▶ [SUPPLIED INFORMATION]:
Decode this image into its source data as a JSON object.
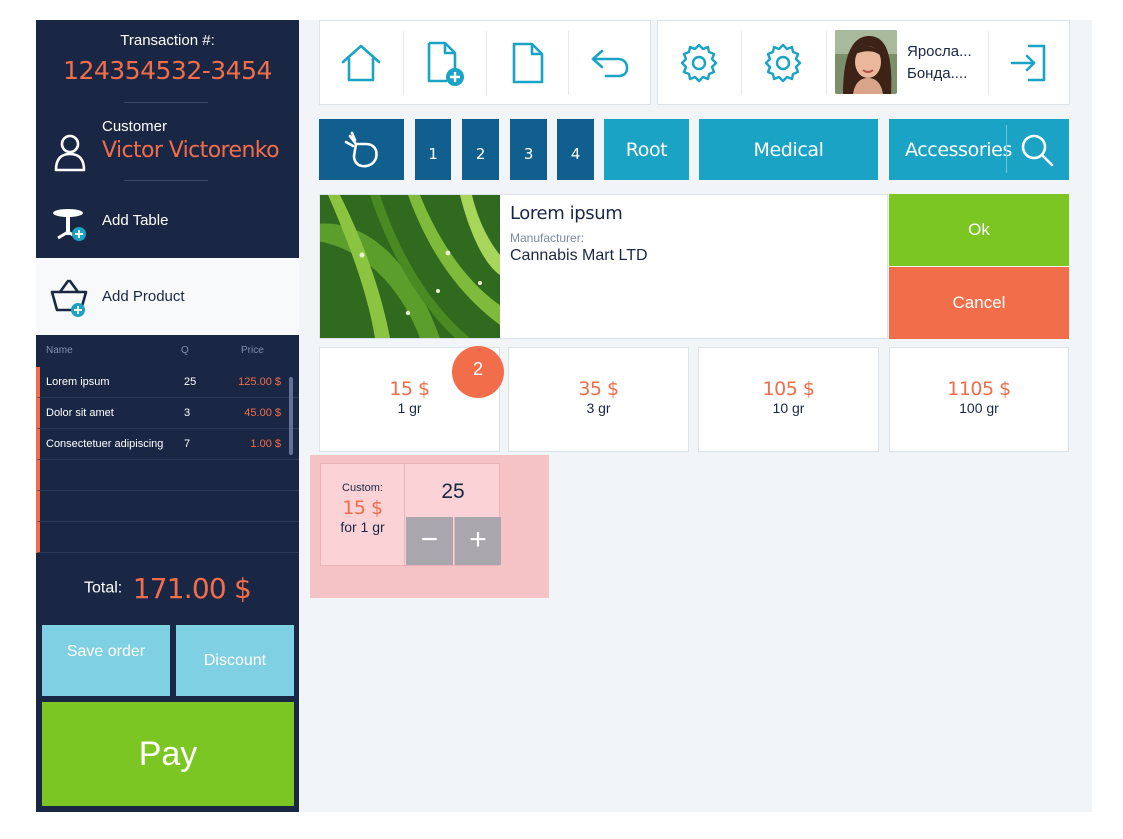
{
  "transaction": {
    "label": "Transaction #:",
    "number": "124354532-3454"
  },
  "customer": {
    "label": "Customer",
    "name": "Victor Victorenko"
  },
  "actions": {
    "add_table": "Add Table",
    "add_product": "Add Product"
  },
  "order": {
    "headers": {
      "name": "Name",
      "qty": "Q",
      "price": "Price"
    },
    "rows": [
      {
        "name": "Lorem ipsum",
        "qty": "25",
        "price": "125.00 $"
      },
      {
        "name": "Dolor sit amet",
        "qty": "3",
        "price": "45.00 $"
      },
      {
        "name": "Consectetuer adipiscing",
        "qty": "7",
        "price": "1.00 $"
      }
    ]
  },
  "total": {
    "label": "Total:",
    "value": "171.00 $"
  },
  "buttons": {
    "save_order": "Save order",
    "discount": "Discount",
    "pay": "Pay",
    "ok": "Ok",
    "cancel": "Cancel"
  },
  "toolbar": {
    "icons": [
      "home-icon",
      "new-document-icon",
      "document-icon",
      "undo-icon",
      "gear-icon",
      "gear-icon",
      "logout-icon"
    ],
    "user": {
      "line1": "Яросла...",
      "line2": "Бонда...."
    }
  },
  "categories": {
    "numbers": [
      "1",
      "2",
      "3",
      "4"
    ],
    "root": "Root",
    "medical": "Medical",
    "accessories": "Accessories"
  },
  "product": {
    "title": "Lorem ipsum",
    "manufacturer_label": "Manufacturer:",
    "manufacturer": "Cannabis Mart LTD"
  },
  "prices": [
    {
      "price": "15 $",
      "weight": "1 gr"
    },
    {
      "price": "35 $",
      "weight": "3 gr"
    },
    {
      "price": "105 $",
      "weight": "10 gr"
    },
    {
      "price": "1105 $",
      "weight": "100 gr"
    }
  ],
  "selected_badge": "2",
  "custom": {
    "label": "Custom:",
    "price": "15 $",
    "unit": "for 1 gr",
    "quantity": "25",
    "minus": "−",
    "plus": "+"
  },
  "colors": {
    "navy": "#1a2744",
    "accent": "#f26d4a",
    "teal": "#1aa3c4",
    "dark_blue": "#115f8f",
    "green": "#7cc623",
    "light_blue": "#7fd0e2"
  }
}
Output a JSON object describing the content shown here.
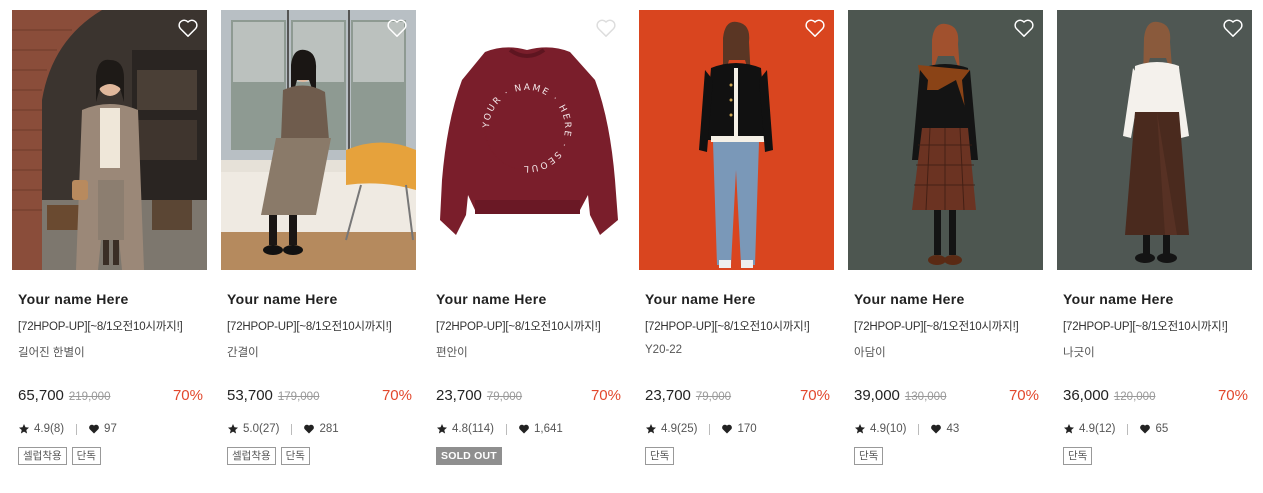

▶ [WHAT IS EXPECTED]: Pick out every line with the string "object" and copy it.

▶ [RESPONSE TO THIS EXERCISE]:
Decode this image into its source data as a JSON object.
Output a JSON object describing the content shown here.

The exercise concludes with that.